====== Extracted data ======
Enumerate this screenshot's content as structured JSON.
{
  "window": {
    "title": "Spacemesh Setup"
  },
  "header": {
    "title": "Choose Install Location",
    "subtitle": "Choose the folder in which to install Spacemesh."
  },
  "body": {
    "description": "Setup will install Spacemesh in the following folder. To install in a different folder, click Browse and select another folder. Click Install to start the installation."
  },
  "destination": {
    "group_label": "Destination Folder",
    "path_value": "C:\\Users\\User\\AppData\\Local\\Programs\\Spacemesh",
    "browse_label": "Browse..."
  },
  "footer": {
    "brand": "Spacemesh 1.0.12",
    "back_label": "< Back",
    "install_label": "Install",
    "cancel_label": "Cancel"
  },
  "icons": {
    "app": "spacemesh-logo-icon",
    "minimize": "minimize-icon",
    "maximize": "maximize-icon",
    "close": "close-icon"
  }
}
======
Pick out, from the lines above, every one that contains the string "Setup".

    "title": "Spacemesh Setup"
    "description": "Setup will install Spacemesh in the following folder. To install in a different folder, click Browse and select another folder. Click Install to start the installation."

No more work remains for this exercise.